Selection —
-=-=-
Thus, the above thoughts inform the following.

 

The parlor. I will be installing picture railing about 20-inches below the ceiling. This will recreate a lost feature. While I have pondered countless decorating options for over a year I have come full circle to pretty much what I decided upon a year ago:

 

The walls will be chartreuse. Above the picture rail and the ceiling will be white.

 

On the walls I will stencil this pattern. There will also be a frieze stencil of some kind, and some kind of asymmetrical ceiling stencils.

 

What I REALLY like about the wall stencil is the fact that I can do an asymmetrical pattern. This will be a ton easier, will prevent the pattern from awkwardly bashing into the mantel or trim (because I can place the pattern wherever it looks best), and I can even skip the skinny walls between the window trim of the bay. The stencil colors will be white (subtly applied), silver (subtle again), and copper (subtle).

 

The same stencil done symmetrically. It looks totally different. And I really dislike this.

 

Another thing I like about the stencil is its scale. The rooms in the Cross House are HUGE and 95% of what I look at proves too small for the house.

 

The drapes were purchased a year ago when they were 80% on sale. 100% silk! Thanks, Matt, for the tip! The color looks incredible with the stained-glass.

 

The sofa. It is perfectly scaled for the room, and I love how it mimics the sweep of the bay window.

 

I have spent three years looking for this table. It is an iconic 1950s design by Eero Saarinen, for Knoll, and is known as the Tulip Table. With a white marble top, a 42-inch-wide table is $3500. EEK! So, this is why I have been searching for three years for one within driving distance for like $1200! Anyway, the table will sit in the center of the room, under the gas/electric 1890s chandelier, and the gorgeous curved sofa will sweep around the Tulip.

 

The pair of recently purchased little chairs on little wheels will nestle close to the Tulip. They need to be reupholstered.

 

I was planning to buy this 8×11 wool rug from Pier One. Just $520!

 

This was a stencil I was considering but decided against. It will be WAY too much work, and the overall pattern will be hard to “fit” in many areas. I loved the bold scale though.

 

I fell madly passionately in love this this wildly unexpected choice. I even ordered a sample! But it is just not right for the parlor. To console my broken heart I decided to use it in the Long Bedroom! It will look fabulous with the 1950s Hollywood-Regency aesthetic planned for the room.

 

I also considered this paper, the conventional choice. I even ordered samples! But the scale was way too small for the huge parlor. This wallpaper though had a…

 

…matching frieze AND…

 

…matching ceiling paper!!!!!!!! But, the scale made the set a no go.
-=-=-
Supplied data —
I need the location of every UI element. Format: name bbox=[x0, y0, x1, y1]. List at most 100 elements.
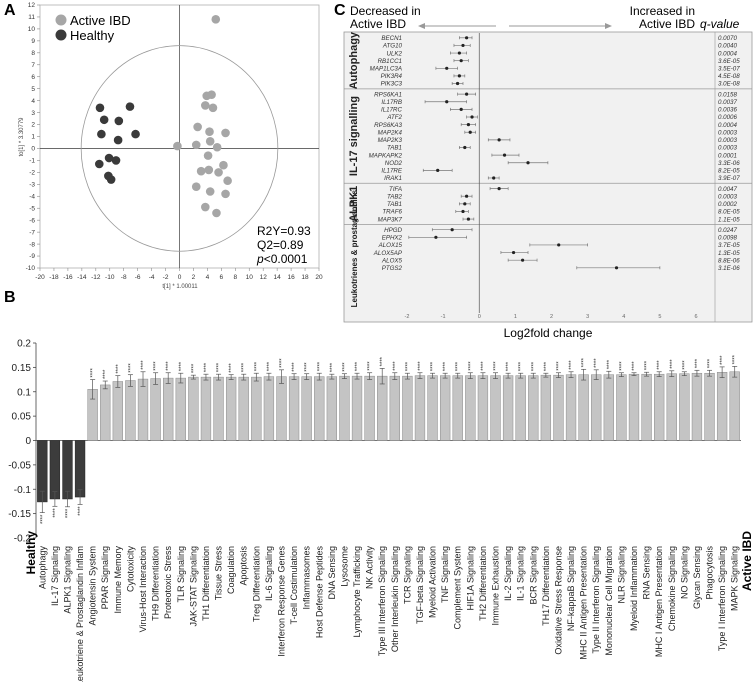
-=-=-
Work instructions — Reproduce the stretch of the parlor post from "The parlor. I" through "asymmetrical ceiling stencils.". The lines are a separate matter from the parlor post.

Exercise response —
The parlor. I will be installing picture railing about 20-inches below the ceiling. This will recreate a lost feature. While I have pondered countless decorating options for over a year I have come full circle to pretty much what I decided upon a year ago:

 

The walls will be chartreuse. Above the picture rail and the ceiling will be white.

 

On the walls I will stencil this pattern. There will also be a frieze stencil of some kind, and some kind of asymmetrical ceiling stencils.